Set task: Return all entries precisely as they stand, without the images.

Data to use:

»»

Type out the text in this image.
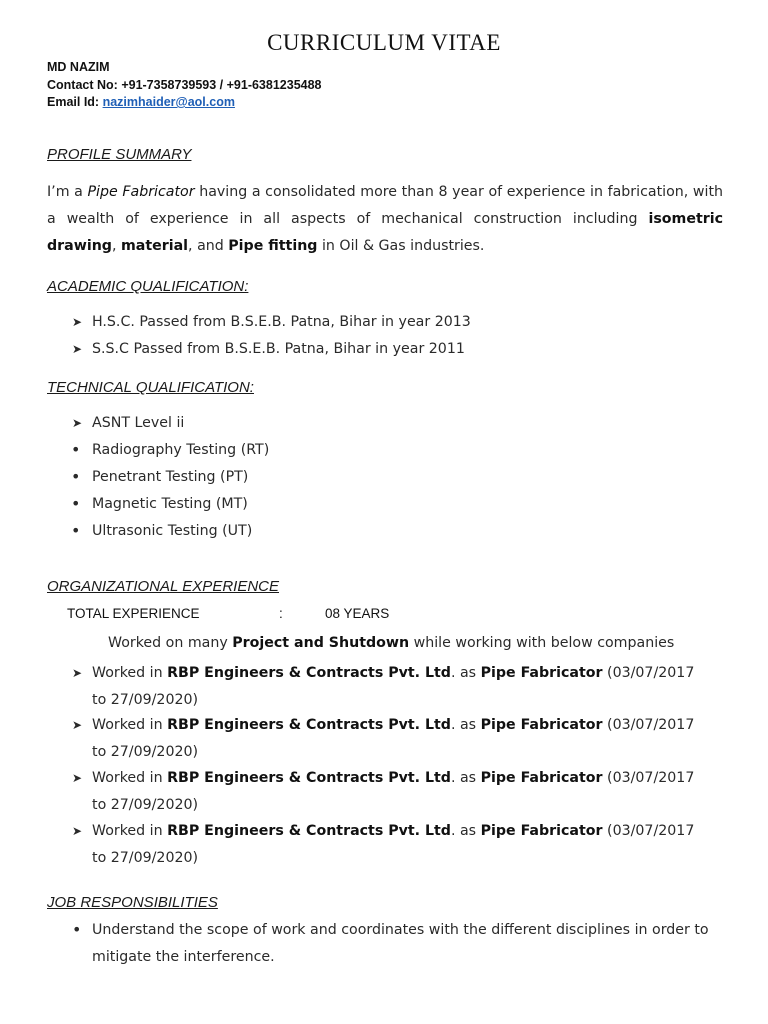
CURRICULUM VITAE
MD NAZIM
Contact No: +91-7358739593 / +91-6381235488
Email Id: nazimhaider@aol.com
PROFILE SUMMARY
I’m a Pipe Fabricator having a consolidated more than 8 year of experience in fabrication, with a wealth of experience in all aspects of mechanical construction including isometric drawing, material, and Pipe fitting in Oil & Gas industries.
ACADEMIC QUALIFICATION:
➤ H.S.C. Passed from B.S.E.B. Patna, Bihar in year 2013
➤ S.S.C Passed from B.S.E.B. Patna, Bihar in year 2011
TECHNICAL QUALIFICATION:
➤ ASNT Level ii
• Radiography Testing (RT)
• Penetrant Testing (PT)
• Magnetic Testing (MT)
• Ultrasonic Testing (UT)
ORGANIZATIONAL EXPERIENCE
TOTAL EXPERIENCE	:	08 YEARS
Worked on many Project and Shutdown while working with below companies
➤ Worked in RBP Engineers & Contracts Pvt. Ltd. as Pipe Fabricator (03/07/2017 to 27/09/2020)
➤ Worked in RBP Engineers & Contracts Pvt. Ltd. as Pipe Fabricator (03/07/2017 to 27/09/2020)
➤ Worked in RBP Engineers & Contracts Pvt. Ltd. as Pipe Fabricator (03/07/2017 to 27/09/2020)
➤ Worked in RBP Engineers & Contracts Pvt. Ltd. as Pipe Fabricator (03/07/2017 to 27/09/2020)
JOB RESPONSIBILITIES
• Understand the scope of work and coordinates with the different disciplines in order to mitigate the interference.
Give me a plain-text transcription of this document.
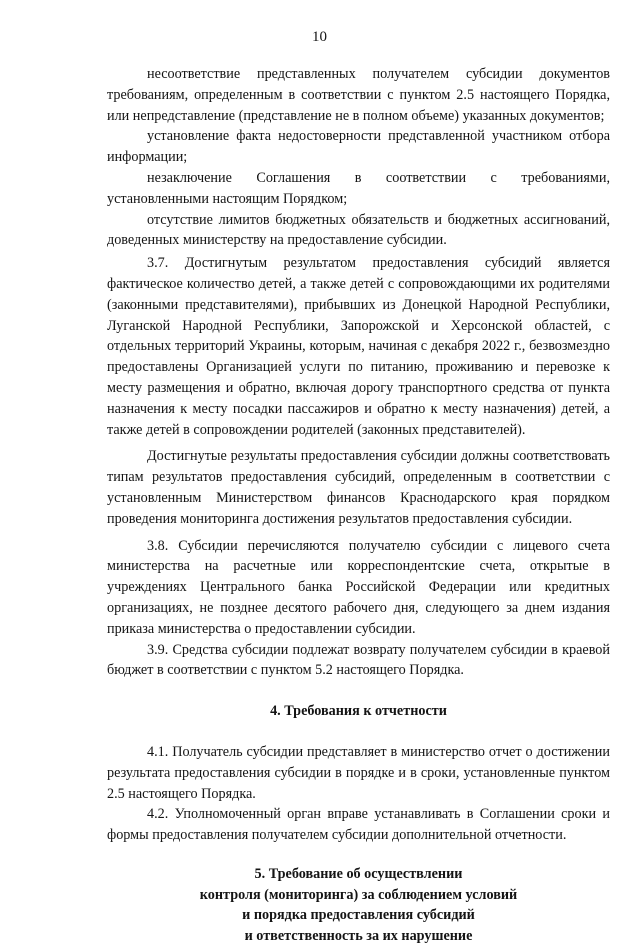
10

несоответствие представленных получателем субсидии документов требованиям, определенным в соответствии с пунктом 2.5 настоящего Порядка, или непредставление (представление не в полном объеме) указанных документов;

установление факта недостоверности представленной участником отбора информации;

незаключение Соглашения в соответствии с требованиями, установленными настоящим Порядком;

отсутствие лимитов бюджетных обязательств и бюджетных ассигнований, доведенных министерству на предоставление субсидии.

3.7. Достигнутым результатом предоставления субсидий является фактическое количество детей, а также детей с сопровождающими их родителями (законными представителями), прибывших из Донецкой Народной Республики, Луганской Народной Республики, Запорожской и Херсонской областей, с отдельных территорий Украины, которым, начиная с декабря 2022 г., безвозмездно предоставлены Организацией услуги по питанию, проживанию и перевозке к месту размещения и обратно, включая дорогу транспортного средства от пункта назначения к месту посадки пассажиров и обратно к месту назначения) детей, а также детей в сопровождении родителей (законных представителей).

Достигнутые результаты предоставления субсидии должны соответствовать типам результатов предоставления субсидий, определенным в соответствии с установленным Министерством финансов Краснодарского края порядком проведения мониторинга достижения результатов предоставления субсидии.

3.8. Субсидии перечисляются получателю субсидии с лицевого счета министерства на расчетные или корреспондентские счета, открытые в учреждениях Центрального банка Российской Федерации или кредитных организациях, не позднее десятого рабочего дня, следующего за днем издания приказа министерства о предоставлении субсидии.

3.9. Средства субсидии подлежат возврату получателем субсидии в краевой бюджет в соответствии с пунктом 5.2 настоящего Порядка.

4. Требования к отчетности

4.1. Получатель субсидии представляет в министерство отчет о достижении результата предоставления субсидии в порядке и в сроки, установленные пунктом 2.5 настоящего Порядка.

4.2. Уполномоченный орган вправе устанавливать в Соглашении сроки и формы предоставления получателем субсидии дополнительной отчетности.

5. Требование об осуществлении
контроля (мониторинга) за соблюдением условий
и порядка предоставления субсидий
и ответственность за их нарушение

««

Answer to this problem:
Type out the text in this image.
CURRICULUM VITAE
MD NAZIM
Contact No: +91-7358739593 / +91-6381235488
Email Id: nazimhaider@aol.com
PROFILE SUMMARY
I’m a Pipe Fabricator having a consolidated more than 8 year of experience in fabrication, with a wealth of experience in all aspects of mechanical construction including isometric drawing, material, and Pipe fitting in Oil & Gas industries.
ACADEMIC QUALIFICATION:
➤ H.S.C. Passed from B.S.E.B. Patna, Bihar in year 2013
➤ S.S.C Passed from B.S.E.B. Patna, Bihar in year 2011
TECHNICAL QUALIFICATION:
➤ ASNT Level ii
• Radiography Testing (RT)
• Penetrant Testing (PT)
• Magnetic Testing (MT)
• Ultrasonic Testing (UT)
ORGANIZATIONAL EXPERIENCE
TOTAL EXPERIENCE	:	08 YEARS
Worked on many Project and Shutdown while working with below companies
➤ Worked in RBP Engineers & Contracts Pvt. Ltd. as Pipe Fabricator (03/07/2017 to 27/09/2020)
➤ Worked in RBP Engineers & Contracts Pvt. Ltd. as Pipe Fabricator (03/07/2017 to 27/09/2020)
➤ Worked in RBP Engineers & Contracts Pvt. Ltd. as Pipe Fabricator (03/07/2017 to 27/09/2020)
➤ Worked in RBP Engineers & Contracts Pvt. Ltd. as Pipe Fabricator (03/07/2017 to 27/09/2020)
JOB RESPONSIBILITIES
• Understand the scope of work and coordinates with the different disciplines in order to mitigate the interference.
Give me a plain-text transcription of this document.
10

несоответствие представленных получателем субсидии документов требованиям, определенным в соответствии с пунктом 2.5 настоящего Порядка, или непредставление (представление не в полном объеме) указанных документов;

установление факта недостоверности представленной участником отбора информации;

незаключение Соглашения в соответствии с требованиями, установленными настоящим Порядком;

отсутствие лимитов бюджетных обязательств и бюджетных ассигнований, доведенных министерству на предоставление субсидии.

3.7. Достигнутым результатом предоставления субсидий является фактическое количество детей, а также детей с сопровождающими их родителями (законными представителями), прибывших из Донецкой Народной Республики, Луганской Народной Республики, Запорожской и Херсонской областей, с отдельных территорий Украины, которым, начиная с декабря 2022 г., безвозмездно предоставлены Организацией услуги по питанию, проживанию и перевозке к месту размещения и обратно, включая дорогу транспортного средства от пункта назначения к месту посадки пассажиров и обратно к месту назначения) детей, а также детей в сопровождении родителей (законных представителей).

Достигнутые результаты предоставления субсидии должны соответствовать типам результатов предоставления субсидий, определенным в соответствии с установленным Министерством финансов Краснодарского края порядком проведения мониторинга достижения результатов предоставления субсидии.

3.8. Субсидии перечисляются получателю субсидии с лицевого счета министерства на расчетные или корреспондентские счета, открытые в учреждениях Центрального банка Российской Федерации или кредитных организациях, не позднее десятого рабочего дня, следующего за днем издания приказа министерства о предоставлении субсидии.

3.9. Средства субсидии подлежат возврату получателем субсидии в краевой бюджет в соответствии с пунктом 5.2 настоящего Порядка.

4. Требования к отчетности

4.1. Получатель субсидии представляет в министерство отчет о достижении результата предоставления субсидии в порядке и в сроки, установленные пунктом 2.5 настоящего Порядка.

4.2. Уполномоченный орган вправе устанавливать в Соглашении сроки и формы предоставления получателем субсидии дополнительной отчетности.

5. Требование об осуществлении
контроля (мониторинга) за соблюдением условий
и порядка предоставления субсидий
и ответственность за их нарушение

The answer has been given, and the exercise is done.